### Entries supplied

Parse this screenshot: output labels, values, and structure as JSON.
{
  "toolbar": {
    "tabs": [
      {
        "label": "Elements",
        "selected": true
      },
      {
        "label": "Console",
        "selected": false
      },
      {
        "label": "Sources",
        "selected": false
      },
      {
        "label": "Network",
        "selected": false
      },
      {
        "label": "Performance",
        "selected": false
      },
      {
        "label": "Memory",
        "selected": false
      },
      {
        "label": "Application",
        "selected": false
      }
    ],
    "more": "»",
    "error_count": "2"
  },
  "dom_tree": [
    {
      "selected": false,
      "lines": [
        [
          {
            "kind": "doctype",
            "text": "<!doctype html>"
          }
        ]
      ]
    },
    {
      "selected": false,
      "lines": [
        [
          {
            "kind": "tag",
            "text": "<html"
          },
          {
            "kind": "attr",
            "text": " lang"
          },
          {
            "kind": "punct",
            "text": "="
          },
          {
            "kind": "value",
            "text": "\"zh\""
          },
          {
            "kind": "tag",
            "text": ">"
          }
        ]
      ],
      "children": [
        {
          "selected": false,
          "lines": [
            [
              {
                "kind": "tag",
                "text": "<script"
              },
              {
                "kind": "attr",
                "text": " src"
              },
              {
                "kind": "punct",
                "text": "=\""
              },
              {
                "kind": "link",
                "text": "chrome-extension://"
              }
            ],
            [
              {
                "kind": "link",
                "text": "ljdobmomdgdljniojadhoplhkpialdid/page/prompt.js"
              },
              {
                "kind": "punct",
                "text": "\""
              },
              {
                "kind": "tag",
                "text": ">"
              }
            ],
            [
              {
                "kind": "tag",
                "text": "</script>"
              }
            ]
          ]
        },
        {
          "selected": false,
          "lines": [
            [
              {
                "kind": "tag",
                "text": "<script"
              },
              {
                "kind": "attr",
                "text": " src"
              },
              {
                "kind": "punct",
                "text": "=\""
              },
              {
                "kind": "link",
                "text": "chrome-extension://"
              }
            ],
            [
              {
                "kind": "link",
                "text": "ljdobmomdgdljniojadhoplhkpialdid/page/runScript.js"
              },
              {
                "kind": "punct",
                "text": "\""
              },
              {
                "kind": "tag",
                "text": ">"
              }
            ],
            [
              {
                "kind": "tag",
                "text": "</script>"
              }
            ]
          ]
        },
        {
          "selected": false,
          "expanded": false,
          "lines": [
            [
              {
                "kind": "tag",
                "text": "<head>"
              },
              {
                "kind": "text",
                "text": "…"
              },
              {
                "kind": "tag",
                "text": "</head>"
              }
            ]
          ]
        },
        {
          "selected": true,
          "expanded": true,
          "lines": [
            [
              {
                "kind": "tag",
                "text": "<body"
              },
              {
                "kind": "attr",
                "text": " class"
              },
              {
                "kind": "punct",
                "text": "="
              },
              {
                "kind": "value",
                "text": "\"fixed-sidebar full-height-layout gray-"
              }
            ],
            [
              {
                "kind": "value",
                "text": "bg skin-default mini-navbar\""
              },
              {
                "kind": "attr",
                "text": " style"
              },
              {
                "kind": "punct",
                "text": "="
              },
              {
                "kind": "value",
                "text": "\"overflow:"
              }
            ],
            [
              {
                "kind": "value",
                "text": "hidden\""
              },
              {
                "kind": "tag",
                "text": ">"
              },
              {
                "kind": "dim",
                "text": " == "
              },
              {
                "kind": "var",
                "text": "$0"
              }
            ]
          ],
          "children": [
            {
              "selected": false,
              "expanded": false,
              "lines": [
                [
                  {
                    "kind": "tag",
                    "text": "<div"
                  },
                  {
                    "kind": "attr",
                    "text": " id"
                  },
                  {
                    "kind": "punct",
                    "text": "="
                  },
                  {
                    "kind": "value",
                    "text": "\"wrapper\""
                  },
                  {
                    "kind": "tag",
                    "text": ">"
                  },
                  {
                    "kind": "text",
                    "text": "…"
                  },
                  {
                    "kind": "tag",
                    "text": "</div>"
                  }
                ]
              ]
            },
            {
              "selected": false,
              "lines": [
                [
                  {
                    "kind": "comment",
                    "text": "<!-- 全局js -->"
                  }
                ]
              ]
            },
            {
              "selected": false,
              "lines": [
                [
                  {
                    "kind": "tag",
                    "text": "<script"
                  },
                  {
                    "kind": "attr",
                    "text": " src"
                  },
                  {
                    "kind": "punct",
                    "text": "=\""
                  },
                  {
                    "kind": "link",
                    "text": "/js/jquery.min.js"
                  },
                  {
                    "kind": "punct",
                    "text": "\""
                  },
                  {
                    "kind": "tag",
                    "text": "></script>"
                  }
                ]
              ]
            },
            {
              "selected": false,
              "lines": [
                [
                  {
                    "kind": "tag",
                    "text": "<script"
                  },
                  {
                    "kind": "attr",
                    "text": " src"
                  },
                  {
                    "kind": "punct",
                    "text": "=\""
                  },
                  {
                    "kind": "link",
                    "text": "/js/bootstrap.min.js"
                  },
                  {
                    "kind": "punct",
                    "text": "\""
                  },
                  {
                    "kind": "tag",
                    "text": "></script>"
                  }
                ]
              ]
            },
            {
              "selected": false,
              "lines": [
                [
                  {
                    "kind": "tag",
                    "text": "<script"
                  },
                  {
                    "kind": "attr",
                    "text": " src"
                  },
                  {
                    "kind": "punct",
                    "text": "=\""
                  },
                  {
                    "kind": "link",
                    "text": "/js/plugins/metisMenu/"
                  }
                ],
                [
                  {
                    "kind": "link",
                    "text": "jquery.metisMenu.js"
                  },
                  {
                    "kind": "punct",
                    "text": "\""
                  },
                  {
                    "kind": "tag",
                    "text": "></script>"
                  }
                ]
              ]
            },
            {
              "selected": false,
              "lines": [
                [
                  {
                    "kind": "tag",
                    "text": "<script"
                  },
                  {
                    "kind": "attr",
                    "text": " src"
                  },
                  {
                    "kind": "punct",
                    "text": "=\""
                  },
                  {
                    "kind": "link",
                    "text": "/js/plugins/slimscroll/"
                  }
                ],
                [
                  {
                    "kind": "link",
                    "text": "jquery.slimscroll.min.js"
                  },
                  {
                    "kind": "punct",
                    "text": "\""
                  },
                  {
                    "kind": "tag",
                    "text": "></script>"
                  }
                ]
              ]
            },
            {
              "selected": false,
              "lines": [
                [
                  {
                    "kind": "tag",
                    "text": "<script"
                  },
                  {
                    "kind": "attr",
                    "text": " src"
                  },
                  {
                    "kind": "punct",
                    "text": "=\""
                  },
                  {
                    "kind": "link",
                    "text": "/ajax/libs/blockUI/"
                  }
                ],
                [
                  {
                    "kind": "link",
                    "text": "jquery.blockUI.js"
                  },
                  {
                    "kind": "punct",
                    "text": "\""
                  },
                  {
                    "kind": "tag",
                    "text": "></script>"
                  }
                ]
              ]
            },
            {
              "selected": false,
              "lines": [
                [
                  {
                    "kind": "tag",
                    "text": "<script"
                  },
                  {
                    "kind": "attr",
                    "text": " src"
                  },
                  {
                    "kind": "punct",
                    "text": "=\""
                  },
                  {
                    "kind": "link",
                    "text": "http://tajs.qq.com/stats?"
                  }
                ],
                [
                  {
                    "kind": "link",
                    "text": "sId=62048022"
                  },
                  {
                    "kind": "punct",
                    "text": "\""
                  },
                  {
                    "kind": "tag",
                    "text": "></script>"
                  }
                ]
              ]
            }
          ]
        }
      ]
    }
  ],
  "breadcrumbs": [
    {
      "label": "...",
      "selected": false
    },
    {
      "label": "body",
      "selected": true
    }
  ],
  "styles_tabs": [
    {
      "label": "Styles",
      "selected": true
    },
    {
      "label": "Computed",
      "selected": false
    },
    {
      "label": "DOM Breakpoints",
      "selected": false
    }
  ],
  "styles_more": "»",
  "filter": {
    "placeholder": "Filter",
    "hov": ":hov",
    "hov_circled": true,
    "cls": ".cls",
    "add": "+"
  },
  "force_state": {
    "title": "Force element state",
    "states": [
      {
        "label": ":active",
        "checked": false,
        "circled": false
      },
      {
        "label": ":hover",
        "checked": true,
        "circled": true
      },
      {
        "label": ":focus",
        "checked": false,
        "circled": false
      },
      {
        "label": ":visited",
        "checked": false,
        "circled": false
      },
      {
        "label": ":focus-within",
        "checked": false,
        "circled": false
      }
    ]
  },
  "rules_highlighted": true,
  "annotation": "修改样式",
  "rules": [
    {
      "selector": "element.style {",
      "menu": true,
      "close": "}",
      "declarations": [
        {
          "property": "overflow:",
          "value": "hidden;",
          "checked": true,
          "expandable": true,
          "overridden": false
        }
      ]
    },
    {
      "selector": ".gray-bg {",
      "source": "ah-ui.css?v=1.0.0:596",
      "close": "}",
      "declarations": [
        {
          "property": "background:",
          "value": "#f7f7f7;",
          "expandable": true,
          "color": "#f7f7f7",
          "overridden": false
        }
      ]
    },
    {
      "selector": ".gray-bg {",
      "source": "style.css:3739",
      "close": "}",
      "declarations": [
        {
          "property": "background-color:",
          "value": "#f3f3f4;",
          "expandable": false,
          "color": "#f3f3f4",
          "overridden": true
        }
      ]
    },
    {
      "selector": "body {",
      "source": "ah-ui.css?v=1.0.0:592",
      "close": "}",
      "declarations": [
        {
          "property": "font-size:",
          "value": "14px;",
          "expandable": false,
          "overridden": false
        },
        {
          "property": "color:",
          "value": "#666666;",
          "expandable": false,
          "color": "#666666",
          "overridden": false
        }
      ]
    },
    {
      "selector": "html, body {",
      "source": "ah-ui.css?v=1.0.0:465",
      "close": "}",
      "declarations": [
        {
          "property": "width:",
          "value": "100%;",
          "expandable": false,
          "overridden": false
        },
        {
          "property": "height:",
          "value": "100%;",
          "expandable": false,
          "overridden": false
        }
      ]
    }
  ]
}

### Aim of the task
Each line that has the word "color" counts once. How many such lines are in the data? Give the number alone.

### Solution to the problem
5